■ **Supplied data**
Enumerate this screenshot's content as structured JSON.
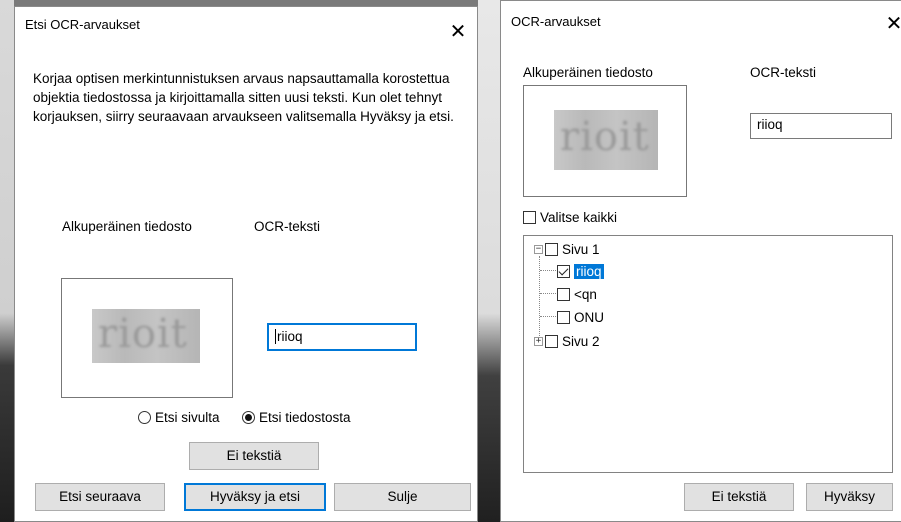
{
  "find_dialog": {
    "title": "Etsi OCR-arvaukset",
    "description": "Korjaa optisen merkintunnistuksen arvaus napsauttamalla korostettua objektia tiedostossa ja kirjoittamalla sitten uusi teksti. Kun olet tehnyt korjauksen, siirry seuraavaan arvaukseen valitsemalla Hyväksy ja etsi.",
    "original_file_label": "Alkuperäinen tiedosto",
    "ocr_text_label": "OCR-teksti",
    "ocr_image_text": "rioit",
    "ocr_value": "riioq",
    "radio_page": "Etsi sivulta",
    "radio_document": "Etsi tiedostosta",
    "radio_selected": "Etsi tiedostosta",
    "no_text_button": "Ei tekstiä",
    "find_next_button": "Etsi seuraava",
    "accept_find_button": "Hyväksy ja etsi",
    "close_button": "Sulje"
  },
  "suspects_dialog": {
    "title": "OCR-arvaukset",
    "original_file_label": "Alkuperäinen tiedosto",
    "ocr_text_label": "OCR-teksti",
    "ocr_image_text": "rioit",
    "ocr_value": "riioq",
    "select_all_label": "Valitse kaikki",
    "tree": {
      "page1": "Sivu 1",
      "items": [
        {
          "label": "riioq",
          "checked": true,
          "selected": true
        },
        {
          "label": "<qn",
          "checked": false,
          "selected": false
        },
        {
          "label": "ONU",
          "checked": false,
          "selected": false
        }
      ],
      "page2": "Sivu 2"
    },
    "no_text_button": "Ei tekstiä",
    "accept_button": "Hyväksy"
  },
  "colors": {
    "accent": "#0078d7",
    "button_bg": "#e1e1e1"
  }
}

■ **Work required**
A faithful copy of the records above is needed, with the pictures left out.

■ **Solved exercise**
Enumerate this screenshot's content as structured JSON.
{
  "find_dialog": {
    "title": "Etsi OCR-arvaukset",
    "description": "Korjaa optisen merkintunnistuksen arvaus napsauttamalla korostettua objektia tiedostossa ja kirjoittamalla sitten uusi teksti. Kun olet tehnyt korjauksen, siirry seuraavaan arvaukseen valitsemalla Hyväksy ja etsi.",
    "original_file_label": "Alkuperäinen tiedosto",
    "ocr_text_label": "OCR-teksti",
    "ocr_image_text": "rioit",
    "ocr_value": "riioq",
    "radio_page": "Etsi sivulta",
    "radio_document": "Etsi tiedostosta",
    "radio_selected": "Etsi tiedostosta",
    "no_text_button": "Ei tekstiä",
    "find_next_button": "Etsi seuraava",
    "accept_find_button": "Hyväksy ja etsi",
    "close_button": "Sulje"
  },
  "suspects_dialog": {
    "title": "OCR-arvaukset",
    "original_file_label": "Alkuperäinen tiedosto",
    "ocr_text_label": "OCR-teksti",
    "ocr_image_text": "rioit",
    "ocr_value": "riioq",
    "select_all_label": "Valitse kaikki",
    "tree": {
      "page1": "Sivu 1",
      "items": [
        {
          "label": "riioq",
          "checked": true,
          "selected": true
        },
        {
          "label": "<qn",
          "checked": false,
          "selected": false
        },
        {
          "label": "ONU",
          "checked": false,
          "selected": false
        }
      ],
      "page2": "Sivu 2"
    },
    "no_text_button": "Ei tekstiä",
    "accept_button": "Hyväksy"
  },
  "colors": {
    "accent": "#0078d7",
    "button_bg": "#e1e1e1"
  }
}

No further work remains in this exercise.